Problem details:
Only a number is wanted here: the number of lines of the data that include "this".

Provided material:
[start]

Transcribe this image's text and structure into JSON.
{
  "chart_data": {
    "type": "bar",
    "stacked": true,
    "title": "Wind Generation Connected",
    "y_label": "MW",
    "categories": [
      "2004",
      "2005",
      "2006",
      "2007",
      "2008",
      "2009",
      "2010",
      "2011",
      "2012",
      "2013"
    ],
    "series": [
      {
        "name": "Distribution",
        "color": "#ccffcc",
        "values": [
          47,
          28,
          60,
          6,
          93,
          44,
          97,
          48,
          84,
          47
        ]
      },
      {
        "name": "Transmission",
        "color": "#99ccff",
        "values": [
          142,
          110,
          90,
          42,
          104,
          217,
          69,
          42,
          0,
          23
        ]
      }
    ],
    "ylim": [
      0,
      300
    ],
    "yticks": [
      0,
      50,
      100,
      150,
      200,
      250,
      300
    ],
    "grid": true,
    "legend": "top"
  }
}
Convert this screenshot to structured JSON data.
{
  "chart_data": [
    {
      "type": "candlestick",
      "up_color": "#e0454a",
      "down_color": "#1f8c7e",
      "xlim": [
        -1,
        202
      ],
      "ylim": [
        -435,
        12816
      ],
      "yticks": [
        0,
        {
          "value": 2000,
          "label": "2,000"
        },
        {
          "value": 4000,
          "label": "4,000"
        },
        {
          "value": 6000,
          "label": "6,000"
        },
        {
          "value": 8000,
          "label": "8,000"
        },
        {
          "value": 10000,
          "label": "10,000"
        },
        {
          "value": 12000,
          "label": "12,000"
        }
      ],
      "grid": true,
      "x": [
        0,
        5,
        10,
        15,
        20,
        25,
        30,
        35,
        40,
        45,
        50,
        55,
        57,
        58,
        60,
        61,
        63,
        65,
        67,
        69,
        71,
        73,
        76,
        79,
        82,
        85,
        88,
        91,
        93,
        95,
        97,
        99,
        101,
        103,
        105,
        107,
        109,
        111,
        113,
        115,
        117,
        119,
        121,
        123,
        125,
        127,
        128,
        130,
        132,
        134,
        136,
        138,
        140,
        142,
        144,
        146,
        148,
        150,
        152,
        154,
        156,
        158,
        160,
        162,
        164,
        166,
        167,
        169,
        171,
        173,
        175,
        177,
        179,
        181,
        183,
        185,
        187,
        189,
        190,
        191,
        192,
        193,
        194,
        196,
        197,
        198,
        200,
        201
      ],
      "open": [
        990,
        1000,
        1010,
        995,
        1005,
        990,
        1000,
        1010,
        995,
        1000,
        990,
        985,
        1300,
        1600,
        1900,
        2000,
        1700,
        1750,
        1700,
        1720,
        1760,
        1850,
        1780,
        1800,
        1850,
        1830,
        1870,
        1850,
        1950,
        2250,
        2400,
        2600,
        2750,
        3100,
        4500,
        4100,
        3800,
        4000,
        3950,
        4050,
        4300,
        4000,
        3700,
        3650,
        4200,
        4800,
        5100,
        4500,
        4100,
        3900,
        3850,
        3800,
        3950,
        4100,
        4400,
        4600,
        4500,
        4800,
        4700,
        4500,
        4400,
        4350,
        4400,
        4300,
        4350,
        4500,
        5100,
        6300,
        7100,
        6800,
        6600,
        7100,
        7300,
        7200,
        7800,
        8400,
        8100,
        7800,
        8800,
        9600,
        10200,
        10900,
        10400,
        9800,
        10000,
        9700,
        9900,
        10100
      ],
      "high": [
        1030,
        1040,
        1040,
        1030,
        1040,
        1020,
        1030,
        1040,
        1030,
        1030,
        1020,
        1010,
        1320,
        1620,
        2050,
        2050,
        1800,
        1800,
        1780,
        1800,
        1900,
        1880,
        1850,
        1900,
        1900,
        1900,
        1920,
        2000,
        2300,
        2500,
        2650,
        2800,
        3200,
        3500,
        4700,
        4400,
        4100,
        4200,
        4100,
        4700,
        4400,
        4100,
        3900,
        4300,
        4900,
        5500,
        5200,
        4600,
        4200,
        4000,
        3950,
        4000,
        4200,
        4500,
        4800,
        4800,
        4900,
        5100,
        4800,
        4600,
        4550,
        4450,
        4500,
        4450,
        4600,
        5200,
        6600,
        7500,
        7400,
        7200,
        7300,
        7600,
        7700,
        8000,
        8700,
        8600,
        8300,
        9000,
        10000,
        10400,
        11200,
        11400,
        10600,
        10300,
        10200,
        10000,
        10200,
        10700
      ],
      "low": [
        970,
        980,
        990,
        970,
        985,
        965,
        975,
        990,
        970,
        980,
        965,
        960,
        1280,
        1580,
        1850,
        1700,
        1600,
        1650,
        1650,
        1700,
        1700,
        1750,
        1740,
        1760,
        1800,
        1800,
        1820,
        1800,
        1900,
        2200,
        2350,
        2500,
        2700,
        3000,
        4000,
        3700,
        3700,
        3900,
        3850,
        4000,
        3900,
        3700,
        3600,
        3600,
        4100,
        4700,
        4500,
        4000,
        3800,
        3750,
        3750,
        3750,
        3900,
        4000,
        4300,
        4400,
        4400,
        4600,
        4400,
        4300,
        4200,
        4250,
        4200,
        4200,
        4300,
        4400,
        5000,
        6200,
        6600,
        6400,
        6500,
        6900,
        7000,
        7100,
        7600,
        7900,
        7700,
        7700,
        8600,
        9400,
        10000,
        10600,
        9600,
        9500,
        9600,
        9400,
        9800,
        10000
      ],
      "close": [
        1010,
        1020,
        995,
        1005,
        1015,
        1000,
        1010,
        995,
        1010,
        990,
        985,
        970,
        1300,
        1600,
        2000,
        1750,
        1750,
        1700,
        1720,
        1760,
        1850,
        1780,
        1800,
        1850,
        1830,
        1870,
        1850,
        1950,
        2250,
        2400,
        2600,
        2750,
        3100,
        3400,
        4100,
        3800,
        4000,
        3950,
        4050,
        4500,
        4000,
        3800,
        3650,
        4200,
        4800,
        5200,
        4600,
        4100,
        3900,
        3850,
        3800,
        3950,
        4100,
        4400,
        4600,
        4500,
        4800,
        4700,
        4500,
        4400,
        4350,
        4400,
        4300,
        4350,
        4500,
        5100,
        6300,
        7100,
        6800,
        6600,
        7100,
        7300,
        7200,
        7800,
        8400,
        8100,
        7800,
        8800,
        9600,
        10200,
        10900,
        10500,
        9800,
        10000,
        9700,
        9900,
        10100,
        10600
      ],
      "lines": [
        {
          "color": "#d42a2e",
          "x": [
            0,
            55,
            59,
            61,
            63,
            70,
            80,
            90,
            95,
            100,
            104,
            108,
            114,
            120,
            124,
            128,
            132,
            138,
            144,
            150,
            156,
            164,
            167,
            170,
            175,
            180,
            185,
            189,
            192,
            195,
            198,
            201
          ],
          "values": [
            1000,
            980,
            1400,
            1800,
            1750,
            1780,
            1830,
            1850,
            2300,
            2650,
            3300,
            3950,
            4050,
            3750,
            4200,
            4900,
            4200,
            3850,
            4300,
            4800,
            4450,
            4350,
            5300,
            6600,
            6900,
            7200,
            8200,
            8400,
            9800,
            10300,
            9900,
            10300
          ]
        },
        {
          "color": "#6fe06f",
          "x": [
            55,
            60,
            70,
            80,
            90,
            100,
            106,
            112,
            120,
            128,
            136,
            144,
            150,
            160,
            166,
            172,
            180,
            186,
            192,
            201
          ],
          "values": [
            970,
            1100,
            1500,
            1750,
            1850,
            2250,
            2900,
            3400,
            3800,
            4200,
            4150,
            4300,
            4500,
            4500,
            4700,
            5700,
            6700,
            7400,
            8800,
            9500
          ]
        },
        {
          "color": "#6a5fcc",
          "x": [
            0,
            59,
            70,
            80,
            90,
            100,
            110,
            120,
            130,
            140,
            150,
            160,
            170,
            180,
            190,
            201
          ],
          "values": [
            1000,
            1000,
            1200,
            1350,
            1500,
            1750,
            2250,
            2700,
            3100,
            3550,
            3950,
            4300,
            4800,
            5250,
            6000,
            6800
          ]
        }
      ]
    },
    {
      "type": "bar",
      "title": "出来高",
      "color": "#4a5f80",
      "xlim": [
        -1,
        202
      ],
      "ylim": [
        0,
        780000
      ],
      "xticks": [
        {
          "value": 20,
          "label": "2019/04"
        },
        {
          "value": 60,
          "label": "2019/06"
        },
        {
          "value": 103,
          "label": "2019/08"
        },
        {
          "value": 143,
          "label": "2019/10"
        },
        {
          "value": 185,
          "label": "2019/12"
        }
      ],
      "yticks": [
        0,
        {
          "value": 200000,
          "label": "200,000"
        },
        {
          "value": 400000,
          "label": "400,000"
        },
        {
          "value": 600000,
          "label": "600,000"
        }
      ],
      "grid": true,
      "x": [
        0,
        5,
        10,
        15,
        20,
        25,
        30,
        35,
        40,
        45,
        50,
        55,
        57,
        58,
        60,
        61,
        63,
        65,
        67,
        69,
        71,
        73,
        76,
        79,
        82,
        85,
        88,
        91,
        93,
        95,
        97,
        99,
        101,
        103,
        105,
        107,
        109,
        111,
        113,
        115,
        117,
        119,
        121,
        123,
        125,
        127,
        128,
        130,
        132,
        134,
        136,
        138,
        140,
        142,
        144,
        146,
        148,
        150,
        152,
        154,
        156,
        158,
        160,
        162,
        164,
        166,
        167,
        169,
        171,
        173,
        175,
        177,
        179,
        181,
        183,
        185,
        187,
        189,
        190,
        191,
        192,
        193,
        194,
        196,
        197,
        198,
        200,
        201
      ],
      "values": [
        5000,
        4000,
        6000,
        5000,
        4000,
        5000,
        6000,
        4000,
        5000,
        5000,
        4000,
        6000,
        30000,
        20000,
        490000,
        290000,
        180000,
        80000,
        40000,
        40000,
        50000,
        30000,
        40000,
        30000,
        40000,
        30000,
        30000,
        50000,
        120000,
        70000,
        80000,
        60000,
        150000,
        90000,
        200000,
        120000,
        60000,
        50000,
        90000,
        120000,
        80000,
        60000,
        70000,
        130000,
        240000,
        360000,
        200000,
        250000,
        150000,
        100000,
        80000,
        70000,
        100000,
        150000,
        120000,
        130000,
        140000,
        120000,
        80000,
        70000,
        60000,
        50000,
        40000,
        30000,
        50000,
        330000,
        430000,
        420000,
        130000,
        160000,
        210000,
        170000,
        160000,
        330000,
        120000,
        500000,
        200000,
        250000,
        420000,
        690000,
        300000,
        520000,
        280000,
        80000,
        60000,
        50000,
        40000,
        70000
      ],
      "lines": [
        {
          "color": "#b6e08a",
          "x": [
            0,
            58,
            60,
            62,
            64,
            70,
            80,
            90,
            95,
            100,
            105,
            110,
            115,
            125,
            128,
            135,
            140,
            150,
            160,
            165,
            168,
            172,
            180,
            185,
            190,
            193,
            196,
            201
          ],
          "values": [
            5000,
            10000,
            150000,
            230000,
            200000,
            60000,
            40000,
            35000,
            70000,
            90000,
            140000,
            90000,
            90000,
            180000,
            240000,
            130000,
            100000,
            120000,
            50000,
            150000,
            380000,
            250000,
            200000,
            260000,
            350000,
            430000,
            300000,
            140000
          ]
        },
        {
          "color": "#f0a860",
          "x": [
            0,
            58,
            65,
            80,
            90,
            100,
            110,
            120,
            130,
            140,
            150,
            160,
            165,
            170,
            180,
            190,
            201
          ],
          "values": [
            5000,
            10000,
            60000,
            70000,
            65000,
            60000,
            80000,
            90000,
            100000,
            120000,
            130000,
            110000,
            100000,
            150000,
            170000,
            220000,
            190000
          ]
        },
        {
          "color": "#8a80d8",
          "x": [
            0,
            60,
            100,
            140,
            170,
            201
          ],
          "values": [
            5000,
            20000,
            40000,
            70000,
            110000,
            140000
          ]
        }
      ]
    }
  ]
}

[end]

Complete output:
2